**TO BE DONE**
Look through the listing for the word "here". Copy each line that has it.

**DATA SHOWN**
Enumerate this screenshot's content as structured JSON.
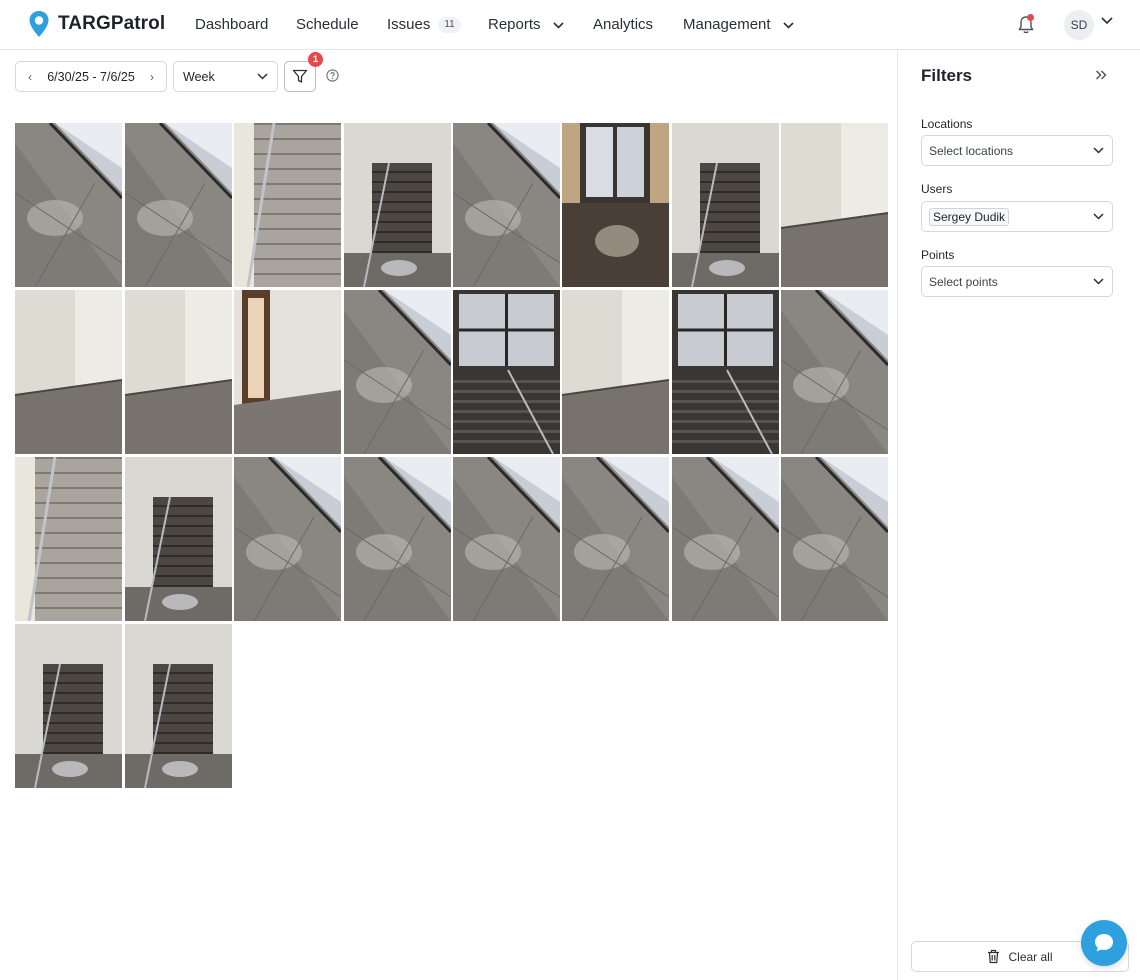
{
  "app": {
    "brand": "TARGPatrol",
    "brand_color": "#2ea0e0"
  },
  "nav": {
    "dashboard": "Dashboard",
    "schedule": "Schedule",
    "issues": "Issues",
    "issues_count": "11",
    "reports": "Reports",
    "analytics": "Analytics",
    "management": "Management"
  },
  "user": {
    "initials": "SD",
    "has_notification": true
  },
  "toolbar": {
    "date_range": "6/30/25 - 7/6/25",
    "period": "Week",
    "active_filters": "1"
  },
  "photos": [
    {
      "scene": "floor-window"
    },
    {
      "scene": "floor-window"
    },
    {
      "scene": "stairs-up-light"
    },
    {
      "scene": "stairs-dark"
    },
    {
      "scene": "floor-window"
    },
    {
      "scene": "door-window"
    },
    {
      "scene": "stairs-dark"
    },
    {
      "scene": "hall-light"
    },
    {
      "scene": "hall-light"
    },
    {
      "scene": "hall-light"
    },
    {
      "scene": "doorway"
    },
    {
      "scene": "floor-window"
    },
    {
      "scene": "window-stairs"
    },
    {
      "scene": "hall-light"
    },
    {
      "scene": "window-stairs"
    },
    {
      "scene": "floor-window"
    },
    {
      "scene": "stairs-up-light"
    },
    {
      "scene": "stairs-dark"
    },
    {
      "scene": "floor-window"
    },
    {
      "scene": "floor-window"
    },
    {
      "scene": "floor-window"
    },
    {
      "scene": "floor-window"
    },
    {
      "scene": "floor-window"
    },
    {
      "scene": "floor-window"
    },
    {
      "scene": "stairs-dark"
    },
    {
      "scene": "stairs-dark"
    }
  ],
  "filters": {
    "title": "Filters",
    "locations": {
      "label": "Locations",
      "placeholder": "Select locations"
    },
    "users": {
      "label": "Users",
      "selected": "Sergey Dudik"
    },
    "points": {
      "label": "Points",
      "placeholder": "Select points"
    },
    "clear_all": "Clear all"
  }
}
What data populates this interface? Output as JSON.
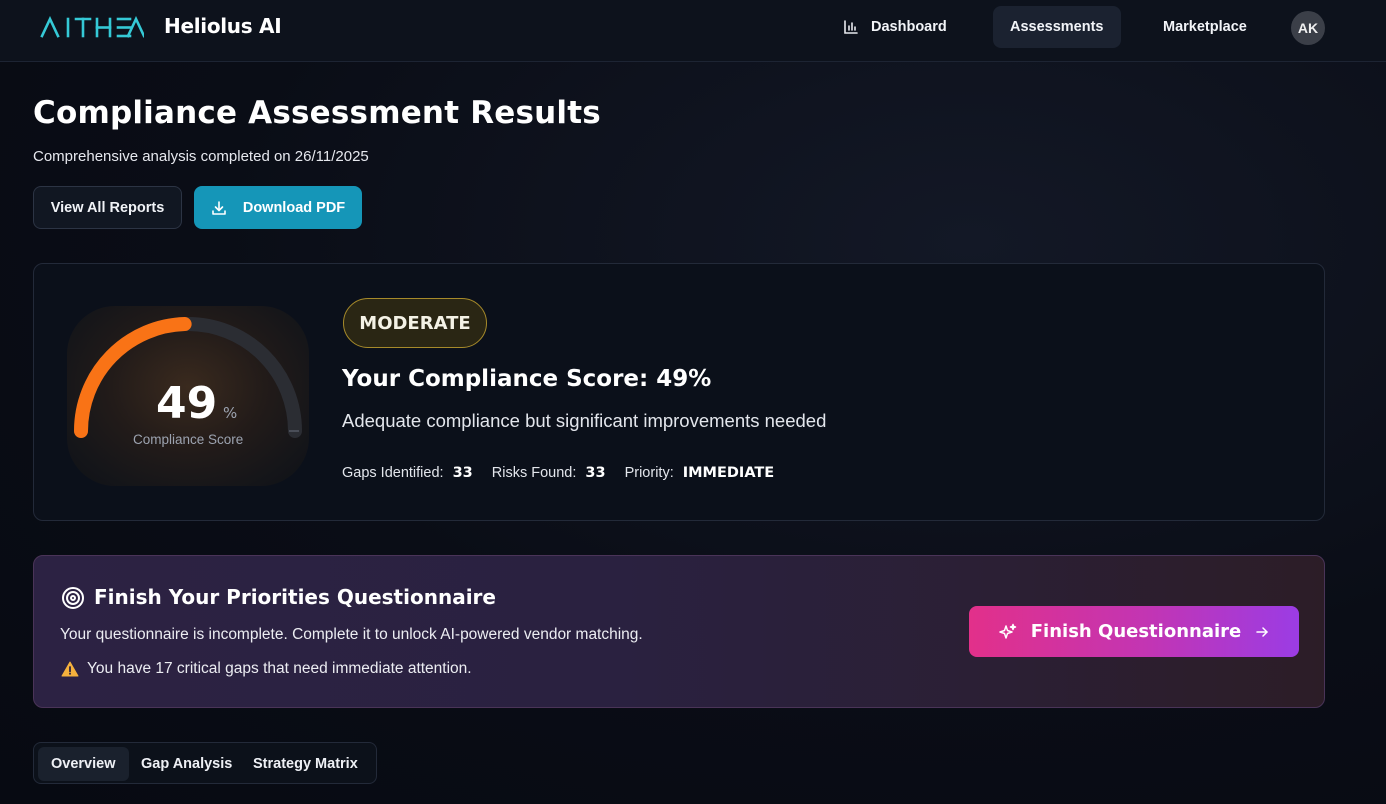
{
  "topbar": {
    "logo_text": "AITHEA",
    "brand": "Heliolus AI",
    "nav": [
      {
        "label": "Dashboard",
        "icon": "bar-chart-icon"
      },
      {
        "label": "Assessments",
        "active": true
      },
      {
        "label": "Marketplace"
      }
    ],
    "avatar_initials": "AK"
  },
  "header": {
    "title": "Compliance Assessment Results",
    "subtitle": "Comprehensive analysis completed on 26/11/2025",
    "view_reports_label": "View All Reports",
    "download_label": "Download PDF"
  },
  "score": {
    "value": 49,
    "value_text": "49",
    "percent_sign": "%",
    "label": "Compliance Score",
    "badge": "MODERATE",
    "title": "Your Compliance Score: 49%",
    "description": "Adequate compliance but significant improvements needed",
    "gaps_label": "Gaps Identified:",
    "gaps_value": "33",
    "risks_label": "Risks Found:",
    "risks_value": "33",
    "priority_label": "Priority:",
    "priority_value": "IMMEDIATE",
    "colors": {
      "arc": "#f97316",
      "track": "#2b2d33",
      "badge_border": "#a68a2a"
    }
  },
  "questionnaire": {
    "title": "Finish Your Priorities Questionnaire",
    "text": "Your questionnaire is incomplete. Complete it to unlock AI-powered vendor matching.",
    "warning": "You have 17 critical gaps that need immediate attention.",
    "button_label": "Finish Questionnaire"
  },
  "tabs": {
    "overview": "Overview",
    "gap": "Gap Analysis",
    "strategy": "Strategy Matrix"
  }
}
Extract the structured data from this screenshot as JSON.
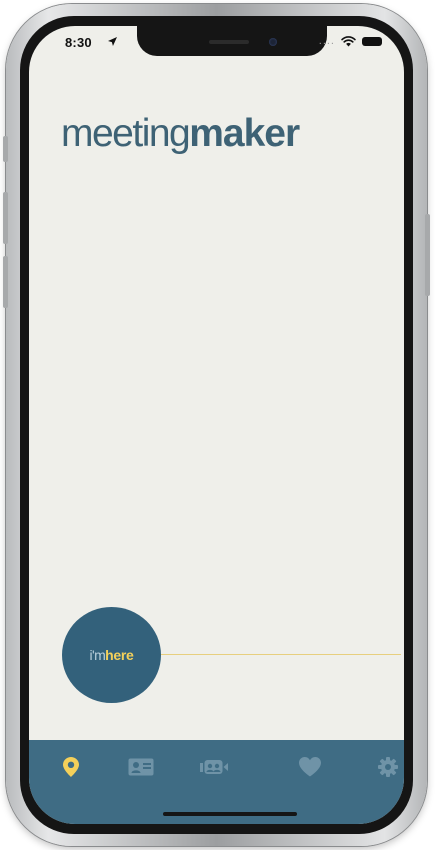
{
  "status_bar": {
    "time": "8:30",
    "signal_dots": "....",
    "icons": [
      "location-arrow-icon",
      "wifi-icon",
      "battery-icon"
    ]
  },
  "logo": {
    "light": "meeting",
    "bold": "maker"
  },
  "checkin": {
    "prefix": "i'm",
    "emphasis": "here"
  },
  "tab_bar": {
    "tabs": [
      {
        "icon": "location-pin-icon",
        "active": true
      },
      {
        "icon": "contact-card-icon",
        "active": false
      },
      {
        "icon": "video-meeting-icon",
        "active": false
      },
      {
        "icon": "heart-icon",
        "active": false
      },
      {
        "icon": "gear-icon",
        "active": false
      }
    ]
  },
  "colors": {
    "screen_background": "#efefea",
    "brand_blue": "#3e6275",
    "circle_blue": "#33617b",
    "tab_bar": "#3f6c84",
    "accent_yellow": "#f4d05a",
    "inactive_icon": "#6f93a7"
  }
}
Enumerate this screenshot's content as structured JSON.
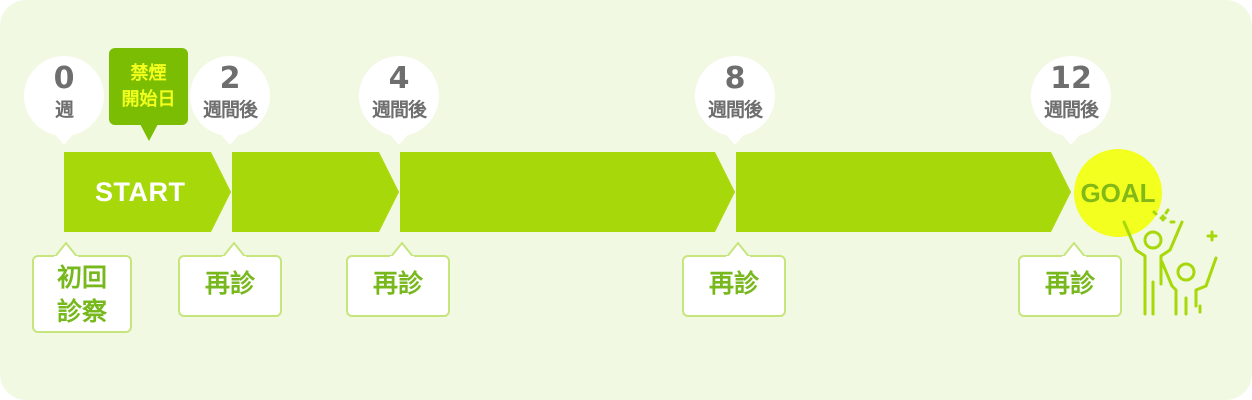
{
  "colors": {
    "panel_bg": "#f2f9e2",
    "arrow_green": "#a7d80a",
    "tag_green": "#7bbd02",
    "highlight_yellow": "#f3ff1e",
    "box_border": "#c6e57c",
    "text_green": "#77b81c",
    "text_gray": "#6e6e6e"
  },
  "milestones": [
    {
      "num": "0",
      "unit": "週"
    },
    {
      "num": "2",
      "unit": "週間後"
    },
    {
      "num": "4",
      "unit": "週間後"
    },
    {
      "num": "8",
      "unit": "週間後"
    },
    {
      "num": "12",
      "unit": "週間後"
    }
  ],
  "quit_tag": {
    "line1": "禁煙",
    "line2": "開始日"
  },
  "start_label": "START",
  "goal_label": "GOAL",
  "visits": {
    "first_line1": "初回",
    "first_line2": "診察",
    "revisit": "再診"
  },
  "icons": {
    "celebrate": "celebrating-people-icon"
  }
}
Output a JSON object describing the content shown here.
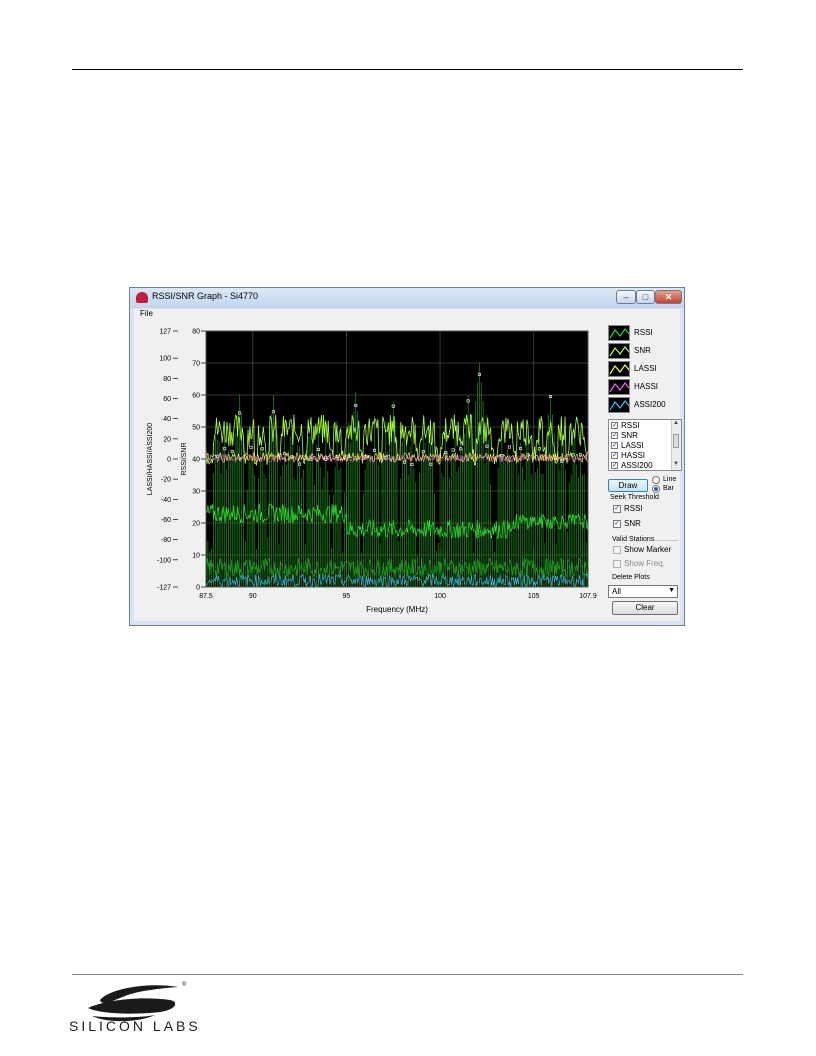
{
  "window": {
    "title": "RSSI/SNR Graph - Si4770",
    "controls": {
      "minimize": "–",
      "maximize": "□",
      "close": "✕"
    }
  },
  "menu": {
    "file": "File"
  },
  "chart_data": {
    "type": "line",
    "xlabel": "Frequency (MHz)",
    "ylabel_left": "LASSI/HASSI/ASSI200",
    "ylabel_right": "RSSI/SNR",
    "x_ticks": [
      "87.5",
      "90",
      "95",
      "100",
      "105",
      "107.9"
    ],
    "x_range": [
      87.5,
      107.9
    ],
    "y_ticks_rssi": [
      "80",
      "70",
      "60",
      "50",
      "40",
      "30",
      "20",
      "10",
      "0"
    ],
    "y_range_rssi": [
      0,
      80
    ],
    "y_ticks_assi": [
      "127",
      "100",
      "80",
      "60",
      "40",
      "20",
      "0",
      "-20",
      "-40",
      "-60",
      "-80",
      "-100",
      "-127"
    ],
    "y_range_assi": [
      -127,
      127
    ],
    "grid": true,
    "background": "#000000",
    "series": [
      {
        "name": "RSSI",
        "color": "#2bd92b"
      },
      {
        "name": "SNR",
        "color": "#a8ff3c"
      },
      {
        "name": "LASSI",
        "color": "#ffff40"
      },
      {
        "name": "HASSI",
        "color": "#ff5cff"
      },
      {
        "name": "ASSI200",
        "color": "#3cbcff"
      }
    ]
  },
  "legend": [
    {
      "label": "RSSI",
      "color": "#2bd92b"
    },
    {
      "label": "SNR",
      "color": "#a8ff3c"
    },
    {
      "label": "LASSI",
      "color": "#ffff40"
    },
    {
      "label": "HASSI",
      "color": "#ff5cff"
    },
    {
      "label": "ASSI200",
      "color": "#3cbcff"
    }
  ],
  "plot_list": [
    {
      "label": "RSSI",
      "checked": true
    },
    {
      "label": "SNR",
      "checked": true
    },
    {
      "label": "LASSI",
      "checked": true
    },
    {
      "label": "HASSI",
      "checked": true
    },
    {
      "label": "ASSI200",
      "checked": true
    }
  ],
  "controls": {
    "draw": "Draw",
    "line_label": "Line",
    "bar_label": "Bar",
    "plot_style": "Bar",
    "seek_threshold": "Seek Threshold",
    "seek_rssi": "RSSI",
    "seek_snr": "SNR",
    "valid_stations": "Valid Stations",
    "show_marker": "Show Marker",
    "show_freq": "Show Freq.",
    "delete_plots": "Delete Plots",
    "delete_selection": "All",
    "clear": "Clear"
  },
  "footer": {
    "logo_text": "SILICON LABS",
    "logo_mark": "®"
  }
}
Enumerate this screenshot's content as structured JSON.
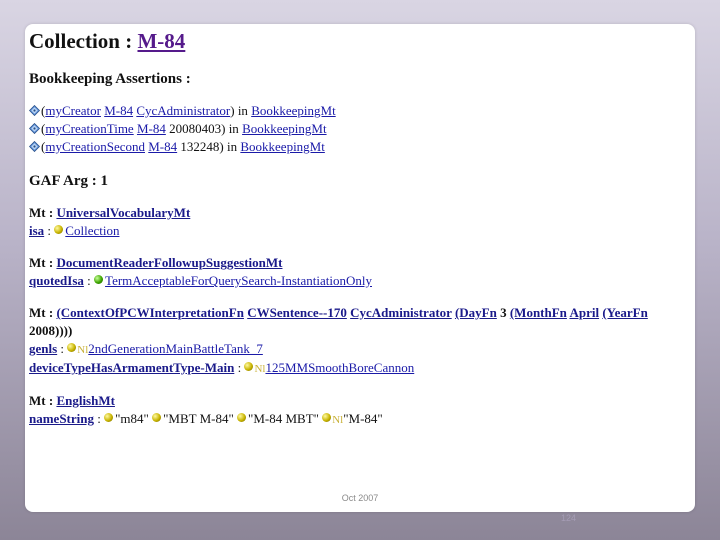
{
  "header": {
    "title_prefix": "Collection :",
    "title_link": "M-84"
  },
  "bookkeeping": {
    "heading": "Bookkeeping Assertions :",
    "rows": [
      {
        "open": "(",
        "pred": "myCreator",
        "arg1": "M-84",
        "arg2": "CycAdministrator",
        "close": ")",
        "in": "in",
        "mt": "BookkeepingMt",
        "plain": ""
      },
      {
        "open": "(",
        "pred": "myCreationTime",
        "arg1": "M-84",
        "arg2": "",
        "close": ")",
        "in": "in",
        "mt": "BookkeepingMt",
        "plain": "20080403"
      },
      {
        "open": "(",
        "pred": "myCreationSecond",
        "arg1": "M-84",
        "arg2": "",
        "close": ")",
        "in": "in",
        "mt": "BookkeepingMt",
        "plain": "132248"
      }
    ]
  },
  "gaf": {
    "heading": "GAF Arg : 1"
  },
  "mt1": {
    "label": "Mt :",
    "link": "UniversalVocabularyMt",
    "pred": "isa",
    "colon": ":",
    "value": "Collection"
  },
  "mt2": {
    "label": "Mt :",
    "link": "DocumentReaderFollowupSuggestionMt",
    "pred": "quotedIsa",
    "colon": ":",
    "value": "TermAcceptableForQuerySearch-InstantiationOnly"
  },
  "mt3": {
    "label": "Mt :",
    "ctx_link": "(ContextOfPCWInterpretationFn",
    "sent_link": "CWSentence--170",
    "admin_link": "CycAdministrator",
    "dayfn": "(DayFn",
    "three": "3",
    "monthfn": "(MonthFn",
    "april": "April",
    "yearfn": "(YearFn",
    "year_tail": "2008))))",
    "pred1": "genls",
    "colon": ":",
    "nl_marker": "Nl",
    "value1": "2ndGenerationMainBattleTank_7",
    "pred2": "deviceTypeHasArmamentType-Main",
    "value2": "125MMSmoothBoreCannon"
  },
  "mt4": {
    "label": "Mt :",
    "link": "EnglishMt",
    "pred": "nameString",
    "colon": ":",
    "values": [
      "\"m84\"",
      "\"MBT M-84\"",
      "\"M-84 MBT\"",
      "\"M-84\""
    ],
    "nl_marker": "Nl"
  },
  "footer": {
    "date": "Oct 2007",
    "page": "124"
  },
  "colors": {
    "link": "#1a1aa8",
    "title_link": "#551a8b",
    "background_top": "#d9d5e3",
    "background_bottom": "#8c8597"
  }
}
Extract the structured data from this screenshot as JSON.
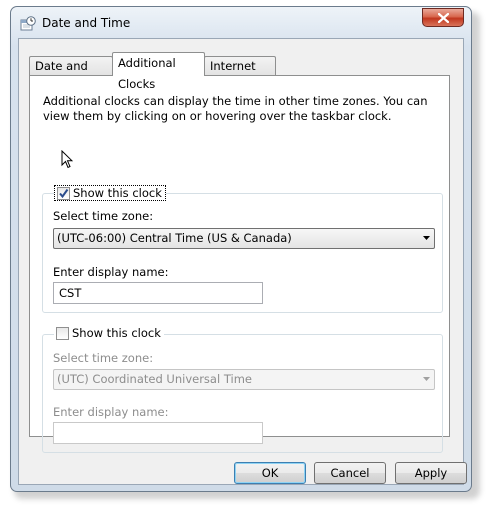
{
  "window": {
    "title": "Date and Time",
    "icon": "clock-calendar-icon"
  },
  "tabs": [
    {
      "label": "Date and Time",
      "active": false
    },
    {
      "label": "Additional Clocks",
      "active": true
    },
    {
      "label": "Internet Time",
      "active": false
    }
  ],
  "description": "Additional clocks can display the time in other time zones. You can view them by clicking on or hovering over the taskbar clock.",
  "clock1": {
    "show_label": "Show this clock",
    "checked": true,
    "timezone_label": "Select time zone:",
    "timezone_value": "(UTC-06:00) Central Time (US & Canada)",
    "display_name_label": "Enter display name:",
    "display_name_value": "CST"
  },
  "clock2": {
    "show_label": "Show this clock",
    "checked": false,
    "timezone_label": "Select time zone:",
    "timezone_value": "(UTC) Coordinated Universal Time",
    "display_name_label": "Enter display name:",
    "display_name_value": ""
  },
  "buttons": {
    "ok": "OK",
    "cancel": "Cancel",
    "apply": "Apply"
  }
}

**SOLUTION FOR THIS TASK**
    "emphasis": "here"
Output a JSON object describing the content shown here.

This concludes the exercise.